Passage -
______________________________

On Wednesday, Perplexity unveiled Computer, an agentic tool that can orchestrate up to 19 different AI models to execute complex, long-horizon workflows. Available exclusively to Perplexity Max subscribers at $200/month, Computer operates as a cloud-based digital worker that can run tasks for hours or even months.
The system breaks user-defined outcomes into tasks and subtasks, creating specialized sub-agents that leverage different models for optimal performance. Currently, Computer uses Claude Opus 4.6 for core reasoning while deploying Gemini for research, Nano Banana for images, Veo 3.1 for video, Grok for lightweight tasks, and ChatGPT 5.2 for long-context recall.
"Multi-model is the future," Perplexity executives argued, claiming models are specializing rather than commoditizing. The launch of Perplexity Computer follows findings by the company confirming that users frequently switch between models based on task type. According to their reports, during December 2025, users favored Gemini Flash for tasks requiring visual outputs, preferred Claude Sonnet 4.5 for coding, and performed the most medical research using GPT-5.1.

______________________________

(Dataset items)
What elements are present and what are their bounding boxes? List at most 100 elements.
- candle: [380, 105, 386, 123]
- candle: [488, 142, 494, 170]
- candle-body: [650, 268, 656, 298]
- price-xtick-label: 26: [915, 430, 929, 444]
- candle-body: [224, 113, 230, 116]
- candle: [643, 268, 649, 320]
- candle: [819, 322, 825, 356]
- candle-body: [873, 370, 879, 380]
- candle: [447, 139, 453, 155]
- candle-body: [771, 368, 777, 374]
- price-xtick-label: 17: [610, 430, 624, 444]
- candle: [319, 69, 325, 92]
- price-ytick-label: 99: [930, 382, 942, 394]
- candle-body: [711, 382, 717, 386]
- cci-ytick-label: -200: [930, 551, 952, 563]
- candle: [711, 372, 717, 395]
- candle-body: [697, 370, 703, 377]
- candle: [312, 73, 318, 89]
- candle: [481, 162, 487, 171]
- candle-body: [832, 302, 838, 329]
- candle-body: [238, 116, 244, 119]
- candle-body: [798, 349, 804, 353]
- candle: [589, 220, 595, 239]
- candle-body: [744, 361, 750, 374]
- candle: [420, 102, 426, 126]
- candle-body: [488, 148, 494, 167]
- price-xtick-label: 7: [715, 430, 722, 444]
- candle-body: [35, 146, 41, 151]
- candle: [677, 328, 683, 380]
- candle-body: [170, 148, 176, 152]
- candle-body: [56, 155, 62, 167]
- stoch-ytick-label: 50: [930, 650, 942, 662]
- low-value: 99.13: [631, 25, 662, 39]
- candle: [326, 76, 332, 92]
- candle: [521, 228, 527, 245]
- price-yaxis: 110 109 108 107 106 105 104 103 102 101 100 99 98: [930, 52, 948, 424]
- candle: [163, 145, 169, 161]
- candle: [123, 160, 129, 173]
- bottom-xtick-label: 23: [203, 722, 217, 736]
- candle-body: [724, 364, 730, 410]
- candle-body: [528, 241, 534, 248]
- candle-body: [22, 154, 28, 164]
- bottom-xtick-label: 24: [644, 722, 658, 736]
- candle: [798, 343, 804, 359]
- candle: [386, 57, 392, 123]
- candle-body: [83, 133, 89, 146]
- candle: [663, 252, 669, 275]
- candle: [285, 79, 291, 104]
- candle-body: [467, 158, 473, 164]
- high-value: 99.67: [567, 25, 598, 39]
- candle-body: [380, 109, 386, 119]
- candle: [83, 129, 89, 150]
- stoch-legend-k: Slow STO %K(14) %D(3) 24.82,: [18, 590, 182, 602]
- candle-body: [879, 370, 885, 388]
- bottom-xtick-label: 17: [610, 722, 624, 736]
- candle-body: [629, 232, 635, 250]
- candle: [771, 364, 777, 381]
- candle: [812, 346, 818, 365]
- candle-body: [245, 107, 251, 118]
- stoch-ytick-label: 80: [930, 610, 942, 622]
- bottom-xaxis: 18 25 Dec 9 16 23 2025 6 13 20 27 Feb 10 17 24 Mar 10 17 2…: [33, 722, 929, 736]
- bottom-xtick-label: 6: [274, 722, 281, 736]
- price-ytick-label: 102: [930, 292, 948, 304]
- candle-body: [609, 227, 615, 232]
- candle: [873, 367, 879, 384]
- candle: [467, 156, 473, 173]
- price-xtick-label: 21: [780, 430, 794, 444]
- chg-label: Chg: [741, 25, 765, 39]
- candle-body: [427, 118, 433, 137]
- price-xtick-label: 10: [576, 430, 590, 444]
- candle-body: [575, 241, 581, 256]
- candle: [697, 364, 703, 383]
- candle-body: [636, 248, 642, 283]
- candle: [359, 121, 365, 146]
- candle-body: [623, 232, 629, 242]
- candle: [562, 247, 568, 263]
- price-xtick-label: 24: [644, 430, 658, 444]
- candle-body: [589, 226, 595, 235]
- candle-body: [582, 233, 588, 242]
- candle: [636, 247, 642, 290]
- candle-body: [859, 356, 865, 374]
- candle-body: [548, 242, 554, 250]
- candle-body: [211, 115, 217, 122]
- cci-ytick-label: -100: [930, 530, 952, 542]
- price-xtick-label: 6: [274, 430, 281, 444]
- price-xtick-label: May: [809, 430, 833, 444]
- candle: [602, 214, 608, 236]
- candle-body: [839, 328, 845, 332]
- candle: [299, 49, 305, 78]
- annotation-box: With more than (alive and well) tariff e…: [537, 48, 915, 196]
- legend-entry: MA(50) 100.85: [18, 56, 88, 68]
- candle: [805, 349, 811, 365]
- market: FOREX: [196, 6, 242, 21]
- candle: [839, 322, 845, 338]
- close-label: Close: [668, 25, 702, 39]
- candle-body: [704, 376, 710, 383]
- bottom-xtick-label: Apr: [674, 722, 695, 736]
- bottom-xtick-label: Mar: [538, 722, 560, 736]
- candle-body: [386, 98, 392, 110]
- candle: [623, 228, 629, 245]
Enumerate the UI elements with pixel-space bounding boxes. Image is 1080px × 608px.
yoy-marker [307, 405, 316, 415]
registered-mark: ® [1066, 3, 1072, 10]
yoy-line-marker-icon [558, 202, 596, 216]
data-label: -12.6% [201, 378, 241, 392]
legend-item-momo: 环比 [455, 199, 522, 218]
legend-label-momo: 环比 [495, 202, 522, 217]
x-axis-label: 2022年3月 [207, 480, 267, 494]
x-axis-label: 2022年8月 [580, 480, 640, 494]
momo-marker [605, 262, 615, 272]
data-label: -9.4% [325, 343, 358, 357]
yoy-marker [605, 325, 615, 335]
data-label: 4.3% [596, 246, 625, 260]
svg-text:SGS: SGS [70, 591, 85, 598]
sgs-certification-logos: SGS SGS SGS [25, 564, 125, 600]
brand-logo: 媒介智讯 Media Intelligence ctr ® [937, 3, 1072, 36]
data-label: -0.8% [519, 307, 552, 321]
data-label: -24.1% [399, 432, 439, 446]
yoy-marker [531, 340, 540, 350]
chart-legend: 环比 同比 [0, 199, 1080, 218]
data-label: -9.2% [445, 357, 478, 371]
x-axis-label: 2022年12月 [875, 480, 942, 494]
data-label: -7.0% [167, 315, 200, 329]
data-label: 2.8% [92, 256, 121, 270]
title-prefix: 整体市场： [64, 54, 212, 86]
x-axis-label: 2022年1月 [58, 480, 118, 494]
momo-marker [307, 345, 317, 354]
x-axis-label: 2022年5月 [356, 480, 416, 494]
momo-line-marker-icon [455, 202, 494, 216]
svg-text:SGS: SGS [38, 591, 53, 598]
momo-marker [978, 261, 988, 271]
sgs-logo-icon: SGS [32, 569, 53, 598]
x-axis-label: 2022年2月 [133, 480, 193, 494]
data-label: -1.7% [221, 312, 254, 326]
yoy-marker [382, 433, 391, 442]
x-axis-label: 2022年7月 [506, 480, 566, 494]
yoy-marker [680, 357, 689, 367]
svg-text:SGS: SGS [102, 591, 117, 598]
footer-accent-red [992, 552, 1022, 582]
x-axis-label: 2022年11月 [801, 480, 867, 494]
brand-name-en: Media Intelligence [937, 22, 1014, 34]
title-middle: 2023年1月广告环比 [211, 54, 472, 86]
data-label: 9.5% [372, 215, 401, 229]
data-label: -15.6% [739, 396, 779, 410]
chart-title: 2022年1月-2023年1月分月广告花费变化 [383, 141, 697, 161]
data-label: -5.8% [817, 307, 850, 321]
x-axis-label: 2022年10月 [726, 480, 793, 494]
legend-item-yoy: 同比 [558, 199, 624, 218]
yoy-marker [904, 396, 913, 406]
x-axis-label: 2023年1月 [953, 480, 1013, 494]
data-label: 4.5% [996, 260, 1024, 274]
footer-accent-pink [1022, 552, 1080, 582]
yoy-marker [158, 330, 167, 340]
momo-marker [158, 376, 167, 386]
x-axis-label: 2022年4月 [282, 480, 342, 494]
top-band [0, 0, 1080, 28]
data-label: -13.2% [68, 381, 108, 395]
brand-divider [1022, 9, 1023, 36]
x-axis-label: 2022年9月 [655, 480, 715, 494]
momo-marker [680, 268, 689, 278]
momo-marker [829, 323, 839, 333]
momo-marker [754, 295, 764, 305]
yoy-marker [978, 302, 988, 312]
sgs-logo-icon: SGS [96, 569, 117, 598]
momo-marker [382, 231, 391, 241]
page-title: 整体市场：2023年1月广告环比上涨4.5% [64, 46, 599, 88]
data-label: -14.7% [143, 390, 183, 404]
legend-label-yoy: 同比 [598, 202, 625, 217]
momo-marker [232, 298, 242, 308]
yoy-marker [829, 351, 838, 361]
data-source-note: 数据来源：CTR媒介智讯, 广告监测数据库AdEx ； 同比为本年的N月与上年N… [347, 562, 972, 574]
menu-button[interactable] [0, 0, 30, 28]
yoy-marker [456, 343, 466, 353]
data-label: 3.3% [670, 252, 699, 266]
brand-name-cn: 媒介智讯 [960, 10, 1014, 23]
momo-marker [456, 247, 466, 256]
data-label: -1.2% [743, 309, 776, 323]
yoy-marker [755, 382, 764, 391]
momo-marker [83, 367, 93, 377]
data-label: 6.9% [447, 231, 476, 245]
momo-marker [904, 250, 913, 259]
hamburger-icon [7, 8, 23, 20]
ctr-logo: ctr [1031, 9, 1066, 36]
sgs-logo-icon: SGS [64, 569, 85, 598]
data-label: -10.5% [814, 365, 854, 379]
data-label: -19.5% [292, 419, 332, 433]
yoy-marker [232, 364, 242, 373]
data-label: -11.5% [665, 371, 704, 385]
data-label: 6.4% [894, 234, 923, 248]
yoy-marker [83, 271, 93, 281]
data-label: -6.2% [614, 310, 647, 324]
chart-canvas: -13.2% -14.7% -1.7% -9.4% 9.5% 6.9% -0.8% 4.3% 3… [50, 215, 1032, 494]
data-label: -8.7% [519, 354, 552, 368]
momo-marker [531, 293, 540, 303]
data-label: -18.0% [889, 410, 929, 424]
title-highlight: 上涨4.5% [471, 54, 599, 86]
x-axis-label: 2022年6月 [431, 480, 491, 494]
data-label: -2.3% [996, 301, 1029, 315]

______________________________

Your task - Copy the passage about Perplexity Computer starting with "The system breaks" and going on through "research using GPT-5.1.", and replace "sub-agents" with "helper agents".

Result of this exercise -
The system breaks user-defined outcomes into tasks and subtasks, creating specialized helper agents that leverage different models for optimal performance. Currently, Computer uses Claude Opus 4.6 for core reasoning while deploying Gemini for research, Nano Banana for images, Veo 3.1 for video, Grok for lightweight tasks, and ChatGPT 5.2 for long-context recall.
"Multi-model is the future," Perplexity executives argued, claiming models are specializing rather than commoditizing. The launch of Perplexity Computer follows findings by the company confirming that users frequently switch between models based on task type. According to their reports, during December 2025, users favored Gemini Flash for tasks requiring visual outputs, preferred Claude Sonnet 4.5 for coding, and performed the most medical research using GPT-5.1.